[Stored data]
-- begin --
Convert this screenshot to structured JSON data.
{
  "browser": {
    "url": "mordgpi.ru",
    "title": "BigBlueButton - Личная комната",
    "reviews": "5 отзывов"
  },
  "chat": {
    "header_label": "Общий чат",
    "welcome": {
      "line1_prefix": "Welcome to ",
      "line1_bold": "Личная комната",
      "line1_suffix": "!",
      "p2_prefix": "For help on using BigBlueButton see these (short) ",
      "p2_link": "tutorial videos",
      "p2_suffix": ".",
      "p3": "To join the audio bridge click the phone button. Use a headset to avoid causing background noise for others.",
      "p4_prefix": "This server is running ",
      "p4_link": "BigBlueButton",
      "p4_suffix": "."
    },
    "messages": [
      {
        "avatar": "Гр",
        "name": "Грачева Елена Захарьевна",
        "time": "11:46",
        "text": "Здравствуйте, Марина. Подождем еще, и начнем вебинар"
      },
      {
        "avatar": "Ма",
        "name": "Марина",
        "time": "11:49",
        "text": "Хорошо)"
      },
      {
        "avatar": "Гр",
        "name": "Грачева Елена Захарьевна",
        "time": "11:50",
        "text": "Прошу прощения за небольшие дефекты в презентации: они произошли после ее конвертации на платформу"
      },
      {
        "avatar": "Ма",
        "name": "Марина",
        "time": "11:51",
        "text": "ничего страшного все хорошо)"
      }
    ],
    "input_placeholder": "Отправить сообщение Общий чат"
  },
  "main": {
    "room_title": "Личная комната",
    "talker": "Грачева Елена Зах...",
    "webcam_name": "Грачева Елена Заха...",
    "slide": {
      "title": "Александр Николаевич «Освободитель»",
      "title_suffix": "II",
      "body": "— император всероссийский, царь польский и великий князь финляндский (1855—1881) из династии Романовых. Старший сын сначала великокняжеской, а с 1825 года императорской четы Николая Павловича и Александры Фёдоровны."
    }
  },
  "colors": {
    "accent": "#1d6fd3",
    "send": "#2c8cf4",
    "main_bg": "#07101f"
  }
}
-- end --
• **DIRECTION**
Report the number of lines holding the string "time", without any other words.

• **SOLUTION TO THE EXERCISE**
4